Could you write out the records below exactly as they appear, leaving out any pictures?
-=-=-=-=-
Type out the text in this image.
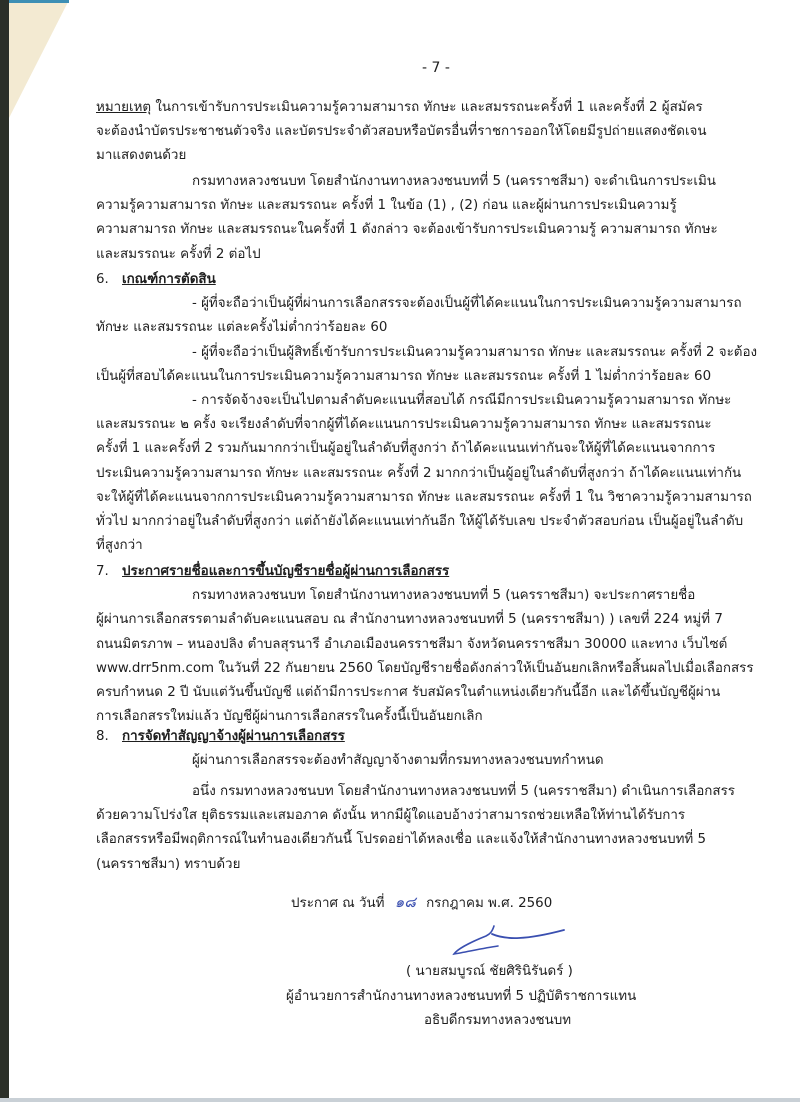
- 7 -
หมายเหตุ ในการเข้ารับการประเมินความรู้ความสามารถ ทักษะ และสมรรถนะครั้งที่ 1 และครั้งที่ 2 ผู้สมัคร
จะต้องนำบัตรประชาชนตัวจริง และบัตรประจำตัวสอบหรือบัตรอื่นที่ราชการออกให้โดยมีรูปถ่ายแสดงชัดเจน
มาแสดงตนด้วย
กรมทางหลวงชนบท โดยสำนักงานทางหลวงชนบทที่ 5 (นครราชสีมา) จะดำเนินการประเมิน
ความรู้ความสามารถ ทักษะ และสมรรถนะ ครั้งที่ 1 ในข้อ (1) , (2) ก่อน และผู้ผ่านการประเมินความรู้
ความสามารถ ทักษะ และสมรรถนะในครั้งที่ 1 ดังกล่าว จะต้องเข้ารับการประเมินความรู้ ความสามารถ ทักษะ
และสมรรถนะ ครั้งที่ 2 ต่อไป
6. เกณฑ์การตัดสิน
- ผู้ที่จะถือว่าเป็นผู้ที่ผ่านการเลือกสรรจะต้องเป็นผู้ที่ได้คะแนนในการประเมินความรู้ความสามารถ
ทักษะ และสมรรถนะ แต่ละครั้งไม่ต่ำกว่าร้อยละ 60
- ผู้ที่จะถือว่าเป็นผู้สิทธิ์เข้ารับการประเมินความรู้ความสามารถ ทักษะ และสมรรถนะ ครั้งที่ 2 จะต้อง
เป็นผู้ที่สอบได้คะแนนในการประเมินความรู้ความสามารถ ทักษะ และสมรรถนะ ครั้งที่ 1 ไม่ต่ำกว่าร้อยละ 60
- การจัดจ้างจะเป็นไปตามลำดับคะแนนที่สอบได้ กรณีมีการประเมินความรู้ความสามารถ ทักษะ
และสมรรถนะ ๒ ครั้ง จะเรียงลำดับที่จากผู้ที่ได้คะแนนการประเมินความรู้ความสามารถ ทักษะ และสมรรถนะ
ครั้งที่ 1 และครั้งที่ 2 รวมกันมากกว่าเป็นผู้อยู่ในลำดับที่สูงกว่า ถ้าได้คะแนนเท่ากันจะให้ผู้ที่ได้คะแนนจากการ
ประเมินความรู้ความสามารถ ทักษะ และสมรรถนะ ครั้งที่ 2 มากกว่าเป็นผู้อยู่ในลำดับที่สูงกว่า ถ้าได้คะแนนเท่ากัน
จะให้ผู้ที่ได้คะแนนจากการประเมินความรู้ความสามารถ ทักษะ และสมรรถนะ ครั้งที่ 1 ใน วิชาความรู้ความสามารถ
ทั่วไป มากกว่าอยู่ในลำดับที่สูงกว่า แต่ถ้ายังได้คะแนนเท่ากันอีก ให้ผู้ได้รับเลข ประจำตัวสอบก่อน เป็นผู้อยู่ในลำดับ
ที่สูงกว่า
7. ประกาศรายชื่อและการขึ้นบัญชีรายชื่อผู้ผ่านการเลือกสรร
กรมทางหลวงชนบท โดยสำนักงานทางหลวงชนบทที่ 5 (นครราชสีมา) จะประกาศรายชื่อ
ผู้ผ่านการเลือกสรรตามลำดับคะแนนสอบ ณ สำนักงานทางหลวงชนบทที่ 5 (นครราชสีมา) ) เลขที่ 224 หมู่ที่ 7
ถนนมิตรภาพ – หนองปลิง ตำบลสุรนารี อำเภอเมืองนครราชสีมา จังหวัดนครราชสีมา 30000 และทาง เว็บไซต์
www.drr5nm.com ในวันที่ 22 กันยายน 2560 โดยบัญชีรายชื่อดังกล่าวให้เป็นอันยกเลิกหรือสิ้นผลไปเมื่อเลือกสรร
ครบกำหนด 2 ปี นับแต่วันขึ้นบัญชี แต่ถ้ามีการประกาศ รับสมัครในตำแหน่งเดียวกันนี้อีก และได้ขึ้นบัญชีผู้ผ่าน
การเลือกสรรใหม่แล้ว บัญชีผู้ผ่านการเลือกสรรในครั้งนี้เป็นอันยกเลิก
8. การจัดทำสัญญาจ้างผู้ผ่านการเลือกสรร
ผู้ผ่านการเลือกสรรจะต้องทำสัญญาจ้างตามที่กรมทางหลวงชนบทกำหนด
อนึ่ง กรมทางหลวงชนบท โดยสำนักงานทางหลวงชนบทที่ 5 (นครราชสีมา) ดำเนินการเลือกสรร
ด้วยความโปร่งใส ยุติธรรมและเสมอภาค ดังนั้น หากมีผู้ใดแอบอ้างว่าสามารถช่วยเหลือให้ท่านได้รับการ
เลือกสรรหรือมีพฤติการณ์ในทำนองเดียวกันนี้ โปรดอย่าได้หลงเชื่อ และแจ้งให้สำนักงานทางหลวงชนบทที่ 5
(นครราชสีมา) ทราบด้วย
ประกาศ ณ วันที่ ๑๘ กรกฎาคม พ.ศ. 2560
( นายสมบูรณ์ ชัยศิรินิรันดร์ )
ผู้อำนวยการสำนักงานทางหลวงชนบทที่ 5 ปฏิบัติราชการแทน
อธิบดีกรมทางหลวงชนบท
-=-=-=-=-
▶ _Task solution_
Type out the text in this image.
- 7 -
หมายเหตุ ในการเข้ารับการประเมินความรู้ความสามารถ ทักษะ และสมรรถนะครั้งที่ 1 และครั้งที่ 2 ผู้สมัคร
จะต้องนำบัตรประชาชนตัวจริง และบัตรประจำตัวสอบหรือบัตรอื่นที่ราชการออกให้โดยมีรูปถ่ายแสดงชัดเจน
มาแสดงตนด้วย
กรมทางหลวงชนบท โดยสำนักงานทางหลวงชนบทที่ 5 (นครราชสีมา) จะดำเนินการประเมิน
ความรู้ความสามารถ ทักษะ และสมรรถนะ ครั้งที่ 1 ในข้อ (1) , (2) ก่อน และผู้ผ่านการประเมินความรู้
ความสามารถ ทักษะ และสมรรถนะในครั้งที่ 1 ดังกล่าว จะต้องเข้ารับการประเมินความรู้ ความสามารถ ทักษะ
และสมรรถนะ ครั้งที่ 2 ต่อไป
6. เกณฑ์การตัดสิน
- ผู้ที่จะถือว่าเป็นผู้ที่ผ่านการเลือกสรรจะต้องเป็นผู้ที่ได้คะแนนในการประเมินความรู้ความสามารถ
ทักษะ และสมรรถนะ แต่ละครั้งไม่ต่ำกว่าร้อยละ 60
- ผู้ที่จะถือว่าเป็นผู้สิทธิ์เข้ารับการประเมินความรู้ความสามารถ ทักษะ และสมรรถนะ ครั้งที่ 2 จะต้อง
เป็นผู้ที่สอบได้คะแนนในการประเมินความรู้ความสามารถ ทักษะ และสมรรถนะ ครั้งที่ 1 ไม่ต่ำกว่าร้อยละ 60
- การจัดจ้างจะเป็นไปตามลำดับคะแนนที่สอบได้ กรณีมีการประเมินความรู้ความสามารถ ทักษะ
และสมรรถนะ ๒ ครั้ง จะเรียงลำดับที่จากผู้ที่ได้คะแนนการประเมินความรู้ความสามารถ ทักษะ และสมรรถนะ
ครั้งที่ 1 และครั้งที่ 2 รวมกันมากกว่าเป็นผู้อยู่ในลำดับที่สูงกว่า ถ้าได้คะแนนเท่ากันจะให้ผู้ที่ได้คะแนนจากการ
ประเมินความรู้ความสามารถ ทักษะ และสมรรถนะ ครั้งที่ 2 มากกว่าเป็นผู้อยู่ในลำดับที่สูงกว่า ถ้าได้คะแนนเท่ากัน
จะให้ผู้ที่ได้คะแนนจากการประเมินความรู้ความสามารถ ทักษะ และสมรรถนะ ครั้งที่ 1 ใน วิชาความรู้ความสามารถ
ทั่วไป มากกว่าอยู่ในลำดับที่สูงกว่า แต่ถ้ายังได้คะแนนเท่ากันอีก ให้ผู้ได้รับเลข ประจำตัวสอบก่อน เป็นผู้อยู่ในลำดับ
ที่สูงกว่า
7. ประกาศรายชื่อและการขึ้นบัญชีรายชื่อผู้ผ่านการเลือกสรร
กรมทางหลวงชนบท โดยสำนักงานทางหลวงชนบทที่ 5 (นครราชสีมา) จะประกาศรายชื่อ
ผู้ผ่านการเลือกสรรตามลำดับคะแนนสอบ ณ สำนักงานทางหลวงชนบทที่ 5 (นครราชสีมา) ) เลขที่ 224 หมู่ที่ 7
ถนนมิตรภาพ – หนองปลิง ตำบลสุรนารี อำเภอเมืองนครราชสีมา จังหวัดนครราชสีมา 30000 และทาง เว็บไซต์
www.drr5nm.com ในวันที่ 22 กันยายน 2560 โดยบัญชีรายชื่อดังกล่าวให้เป็นอันยกเลิกหรือสิ้นผลไปเมื่อเลือกสรร
ครบกำหนด 2 ปี นับแต่วันขึ้นบัญชี แต่ถ้ามีการประกาศ รับสมัครในตำแหน่งเดียวกันนี้อีก และได้ขึ้นบัญชีผู้ผ่าน
การเลือกสรรใหม่แล้ว บัญชีผู้ผ่านการเลือกสรรในครั้งนี้เป็นอันยกเลิก
8. การจัดทำสัญญาจ้างผู้ผ่านการเลือกสรร
ผู้ผ่านการเลือกสรรจะต้องทำสัญญาจ้างตามที่กรมทางหลวงชนบทกำหนด
อนึ่ง กรมทางหลวงชนบท โดยสำนักงานทางหลวงชนบทที่ 5 (นครราชสีมา) ดำเนินการเลือกสรร
ด้วยความโปร่งใส ยุติธรรมและเสมอภาค ดังนั้น หากมีผู้ใดแอบอ้างว่าสามารถช่วยเหลือให้ท่านได้รับการ
เลือกสรรหรือมีพฤติการณ์ในทำนองเดียวกันนี้ โปรดอย่าได้หลงเชื่อ และแจ้งให้สำนักงานทางหลวงชนบทที่ 5
(นครราชสีมา) ทราบด้วย
ประกาศ ณ วันที่ ๑๘ กรกฎาคม พ.ศ. 2560
( นายสมบูรณ์ ชัยศิรินิรันดร์ )
ผู้อำนวยการสำนักงานทางหลวงชนบทที่ 5 ปฏิบัติราชการแทน
อธิบดีกรมทางหลวงชนบท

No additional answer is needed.